**Given instruction**
What follows is a listing; give it again exactly, in its entirety.

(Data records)
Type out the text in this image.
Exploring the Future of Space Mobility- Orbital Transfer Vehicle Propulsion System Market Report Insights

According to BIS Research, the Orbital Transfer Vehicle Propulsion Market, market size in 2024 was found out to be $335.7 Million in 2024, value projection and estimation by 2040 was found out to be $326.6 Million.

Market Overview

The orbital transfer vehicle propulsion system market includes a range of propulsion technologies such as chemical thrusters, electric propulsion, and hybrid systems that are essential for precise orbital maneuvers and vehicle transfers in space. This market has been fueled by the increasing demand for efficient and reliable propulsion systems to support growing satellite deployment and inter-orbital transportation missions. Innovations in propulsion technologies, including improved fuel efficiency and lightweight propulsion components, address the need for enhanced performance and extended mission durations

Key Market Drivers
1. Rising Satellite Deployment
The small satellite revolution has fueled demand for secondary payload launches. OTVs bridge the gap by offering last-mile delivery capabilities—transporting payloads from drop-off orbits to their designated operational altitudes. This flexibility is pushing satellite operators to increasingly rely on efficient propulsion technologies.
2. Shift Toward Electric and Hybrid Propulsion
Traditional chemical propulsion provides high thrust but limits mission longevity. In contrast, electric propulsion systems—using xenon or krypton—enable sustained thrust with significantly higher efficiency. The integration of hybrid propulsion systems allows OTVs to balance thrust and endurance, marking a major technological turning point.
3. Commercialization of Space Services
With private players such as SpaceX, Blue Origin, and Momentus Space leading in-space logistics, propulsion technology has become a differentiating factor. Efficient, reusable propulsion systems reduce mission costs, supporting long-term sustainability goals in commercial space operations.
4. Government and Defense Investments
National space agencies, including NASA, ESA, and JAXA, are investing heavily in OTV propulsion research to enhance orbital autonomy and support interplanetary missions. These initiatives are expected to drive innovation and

**Reply to the exercise**
Type out the text in this image.
Exploring the Future of Space Mobility- Orbital Transfer Vehicle Propulsion System Market Report Insights

According to BIS Research, the Orbital Transfer Vehicle Propulsion Market, market size in 2024 was found out to be $335.7 Million in 2024, value projection and estimation by 2040 was found out to be $326.6 Million.

Market Overview

The orbital transfer vehicle propulsion system market includes a range of propulsion technologies such as chemical thrusters, electric propulsion, and hybrid systems that are essential for precise orbital maneuvers and vehicle transfers in space. This market has been fueled by the increasing demand for efficient and reliable propulsion systems to support growing satellite deployment and inter-orbital transportation missions. Innovations in propulsion technologies, including improved fuel efficiency and lightweight propulsion components, address the need for enhanced performance and extended mission durations

Key Market Drivers
1. Rising Satellite Deployment
The small satellite revolution has fueled demand for secondary payload launches. OTVs bridge the gap by offering last-mile delivery capabilities—transporting payloads from drop-off orbits to their designated operational altitudes. This flexibility is pushing satellite operators to increasingly rely on efficient propulsion technologies.
2. Shift Toward Electric and Hybrid Propulsion
Traditional chemical propulsion provides high thrust but limits mission longevity. In contrast, electric propulsion systems—using xenon or krypton—enable sustained thrust with significantly higher efficiency. The integration of hybrid propulsion systems allows OTVs to balance thrust and endurance, marking a major technological turning point.
3. Commercialization of Space Services
With private players such as SpaceX, Blue Origin, and Momentus Space leading in-space logistics, propulsion technology has become a differentiating factor. Efficient, reusable propulsion systems reduce mission costs, supporting long-term sustainability goals in commercial space operations.
4. Government and Defense Investments
National space agencies, including NASA, ESA, and JAXA, are investing heavily in OTV propulsion research to enhance orbital autonomy and support interplanetary missions. These initiatives are expected to drive innovation and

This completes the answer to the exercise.